> Exercise goal
In the listing below, identify each line with the word "Real" and return those lines.

* begin The input *

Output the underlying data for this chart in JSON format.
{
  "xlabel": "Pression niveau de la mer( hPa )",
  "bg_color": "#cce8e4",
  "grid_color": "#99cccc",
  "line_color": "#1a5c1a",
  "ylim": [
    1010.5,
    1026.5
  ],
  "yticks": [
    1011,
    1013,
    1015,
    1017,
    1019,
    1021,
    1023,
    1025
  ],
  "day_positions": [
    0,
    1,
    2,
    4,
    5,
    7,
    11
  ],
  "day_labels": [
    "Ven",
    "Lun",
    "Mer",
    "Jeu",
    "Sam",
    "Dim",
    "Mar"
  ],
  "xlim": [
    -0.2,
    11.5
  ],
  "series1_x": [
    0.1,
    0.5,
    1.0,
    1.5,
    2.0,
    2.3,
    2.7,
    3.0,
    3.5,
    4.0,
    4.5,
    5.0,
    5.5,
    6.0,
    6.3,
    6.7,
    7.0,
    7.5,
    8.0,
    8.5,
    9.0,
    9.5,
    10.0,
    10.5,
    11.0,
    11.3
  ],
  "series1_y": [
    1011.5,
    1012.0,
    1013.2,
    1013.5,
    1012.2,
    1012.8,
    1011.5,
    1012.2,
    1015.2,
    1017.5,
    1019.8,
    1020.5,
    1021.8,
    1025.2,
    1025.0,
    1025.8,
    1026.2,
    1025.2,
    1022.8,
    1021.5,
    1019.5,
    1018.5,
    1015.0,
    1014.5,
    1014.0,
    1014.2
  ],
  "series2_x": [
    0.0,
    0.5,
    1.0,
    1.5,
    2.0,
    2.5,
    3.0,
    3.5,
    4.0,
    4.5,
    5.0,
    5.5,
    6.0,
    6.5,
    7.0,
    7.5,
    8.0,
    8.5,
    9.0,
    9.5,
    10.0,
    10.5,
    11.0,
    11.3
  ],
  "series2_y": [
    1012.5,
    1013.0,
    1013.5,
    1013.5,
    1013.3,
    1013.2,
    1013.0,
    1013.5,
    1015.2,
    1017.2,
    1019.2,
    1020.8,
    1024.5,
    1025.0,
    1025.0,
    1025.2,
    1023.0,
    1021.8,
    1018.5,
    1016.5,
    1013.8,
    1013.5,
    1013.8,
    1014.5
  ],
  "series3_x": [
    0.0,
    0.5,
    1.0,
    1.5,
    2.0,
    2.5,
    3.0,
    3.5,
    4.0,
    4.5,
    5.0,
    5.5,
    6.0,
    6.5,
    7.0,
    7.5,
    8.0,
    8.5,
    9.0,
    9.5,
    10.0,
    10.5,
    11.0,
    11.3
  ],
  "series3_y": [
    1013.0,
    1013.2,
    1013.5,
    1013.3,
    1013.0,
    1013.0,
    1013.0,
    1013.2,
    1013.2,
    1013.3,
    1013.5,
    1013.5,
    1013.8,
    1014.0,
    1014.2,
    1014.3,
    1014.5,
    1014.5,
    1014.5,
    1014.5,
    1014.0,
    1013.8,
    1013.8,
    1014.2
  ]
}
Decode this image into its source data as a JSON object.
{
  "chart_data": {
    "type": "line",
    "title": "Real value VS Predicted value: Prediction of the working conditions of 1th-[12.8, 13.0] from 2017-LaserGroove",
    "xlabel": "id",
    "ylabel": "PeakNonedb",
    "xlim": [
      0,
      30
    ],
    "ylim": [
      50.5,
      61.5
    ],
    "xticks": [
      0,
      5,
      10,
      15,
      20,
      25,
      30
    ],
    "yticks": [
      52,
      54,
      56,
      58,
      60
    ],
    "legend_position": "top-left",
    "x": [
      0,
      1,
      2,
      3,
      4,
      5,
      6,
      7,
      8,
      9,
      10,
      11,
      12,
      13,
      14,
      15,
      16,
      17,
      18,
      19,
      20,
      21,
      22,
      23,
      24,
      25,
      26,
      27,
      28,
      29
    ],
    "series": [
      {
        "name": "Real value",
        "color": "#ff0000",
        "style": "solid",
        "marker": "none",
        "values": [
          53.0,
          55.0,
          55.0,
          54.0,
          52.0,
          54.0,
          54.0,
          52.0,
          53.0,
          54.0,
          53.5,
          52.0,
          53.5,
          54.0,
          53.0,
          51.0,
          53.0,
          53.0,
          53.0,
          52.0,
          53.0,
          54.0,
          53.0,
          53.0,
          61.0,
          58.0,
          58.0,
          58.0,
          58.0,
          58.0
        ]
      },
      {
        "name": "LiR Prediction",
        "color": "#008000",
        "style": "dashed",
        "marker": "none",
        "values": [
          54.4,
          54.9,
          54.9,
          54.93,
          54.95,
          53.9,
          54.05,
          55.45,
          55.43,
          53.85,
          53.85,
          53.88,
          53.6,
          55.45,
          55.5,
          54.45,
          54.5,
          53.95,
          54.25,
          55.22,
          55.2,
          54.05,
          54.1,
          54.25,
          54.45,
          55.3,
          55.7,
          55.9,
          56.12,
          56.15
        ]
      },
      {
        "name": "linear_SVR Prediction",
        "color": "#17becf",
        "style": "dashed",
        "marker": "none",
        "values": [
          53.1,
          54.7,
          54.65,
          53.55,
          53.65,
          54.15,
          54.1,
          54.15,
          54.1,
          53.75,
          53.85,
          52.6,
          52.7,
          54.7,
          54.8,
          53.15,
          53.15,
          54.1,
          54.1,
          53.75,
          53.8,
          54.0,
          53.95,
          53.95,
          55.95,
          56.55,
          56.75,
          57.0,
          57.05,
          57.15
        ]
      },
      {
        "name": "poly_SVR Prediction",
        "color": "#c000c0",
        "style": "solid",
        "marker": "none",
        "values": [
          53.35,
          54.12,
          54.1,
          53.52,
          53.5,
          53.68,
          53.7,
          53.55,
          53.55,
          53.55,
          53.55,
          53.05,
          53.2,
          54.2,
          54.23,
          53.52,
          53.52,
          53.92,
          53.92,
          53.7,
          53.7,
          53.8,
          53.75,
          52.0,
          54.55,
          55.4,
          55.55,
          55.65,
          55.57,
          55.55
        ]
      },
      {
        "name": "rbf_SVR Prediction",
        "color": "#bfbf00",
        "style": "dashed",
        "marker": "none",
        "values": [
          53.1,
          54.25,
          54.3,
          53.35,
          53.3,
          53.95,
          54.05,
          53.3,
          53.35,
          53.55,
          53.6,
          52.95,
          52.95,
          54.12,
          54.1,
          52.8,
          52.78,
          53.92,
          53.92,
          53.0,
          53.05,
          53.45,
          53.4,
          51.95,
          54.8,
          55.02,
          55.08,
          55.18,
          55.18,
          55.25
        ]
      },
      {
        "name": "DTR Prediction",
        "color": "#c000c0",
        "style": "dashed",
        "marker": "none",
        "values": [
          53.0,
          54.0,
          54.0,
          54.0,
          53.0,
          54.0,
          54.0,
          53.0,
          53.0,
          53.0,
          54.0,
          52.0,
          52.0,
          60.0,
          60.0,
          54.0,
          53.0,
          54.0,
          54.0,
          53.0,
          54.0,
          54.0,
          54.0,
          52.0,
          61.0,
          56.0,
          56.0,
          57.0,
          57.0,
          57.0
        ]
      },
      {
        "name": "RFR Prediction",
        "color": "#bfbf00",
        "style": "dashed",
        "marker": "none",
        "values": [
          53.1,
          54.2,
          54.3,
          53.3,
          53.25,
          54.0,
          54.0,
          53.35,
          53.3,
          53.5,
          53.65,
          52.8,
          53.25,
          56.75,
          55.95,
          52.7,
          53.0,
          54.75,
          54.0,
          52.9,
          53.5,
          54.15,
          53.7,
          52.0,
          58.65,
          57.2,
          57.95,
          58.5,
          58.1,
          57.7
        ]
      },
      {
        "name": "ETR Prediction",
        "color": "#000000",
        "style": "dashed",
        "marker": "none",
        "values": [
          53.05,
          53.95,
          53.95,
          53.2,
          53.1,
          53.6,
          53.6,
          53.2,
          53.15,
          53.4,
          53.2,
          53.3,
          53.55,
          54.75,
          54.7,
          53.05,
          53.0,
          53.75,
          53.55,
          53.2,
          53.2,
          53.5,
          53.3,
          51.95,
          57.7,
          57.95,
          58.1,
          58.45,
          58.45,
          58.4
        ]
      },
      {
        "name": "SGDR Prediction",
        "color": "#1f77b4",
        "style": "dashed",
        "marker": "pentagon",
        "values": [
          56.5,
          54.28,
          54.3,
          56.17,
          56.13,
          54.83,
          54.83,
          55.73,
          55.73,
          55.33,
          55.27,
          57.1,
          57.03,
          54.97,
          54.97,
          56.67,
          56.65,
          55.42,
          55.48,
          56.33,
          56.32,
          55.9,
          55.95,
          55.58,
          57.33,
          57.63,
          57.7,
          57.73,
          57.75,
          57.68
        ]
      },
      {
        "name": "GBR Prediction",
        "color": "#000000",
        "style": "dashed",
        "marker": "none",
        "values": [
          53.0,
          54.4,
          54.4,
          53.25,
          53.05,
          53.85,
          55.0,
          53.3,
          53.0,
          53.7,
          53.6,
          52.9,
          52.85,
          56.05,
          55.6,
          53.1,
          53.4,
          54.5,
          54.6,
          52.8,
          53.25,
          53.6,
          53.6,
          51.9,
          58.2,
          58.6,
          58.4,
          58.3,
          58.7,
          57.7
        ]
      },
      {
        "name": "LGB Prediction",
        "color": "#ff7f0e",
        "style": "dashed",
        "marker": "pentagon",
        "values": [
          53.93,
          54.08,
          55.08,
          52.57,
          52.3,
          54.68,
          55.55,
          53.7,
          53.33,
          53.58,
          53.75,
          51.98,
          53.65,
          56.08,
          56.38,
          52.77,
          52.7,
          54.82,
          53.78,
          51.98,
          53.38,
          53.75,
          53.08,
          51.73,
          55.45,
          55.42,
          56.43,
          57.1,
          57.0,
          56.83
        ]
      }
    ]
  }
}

* end The input *

> The completed task
    "title": "Real value VS Predicted value: Prediction of the working conditions of 1th-[12.8, 13.0] from 2017-LaserGroove",
        "name": "Real value",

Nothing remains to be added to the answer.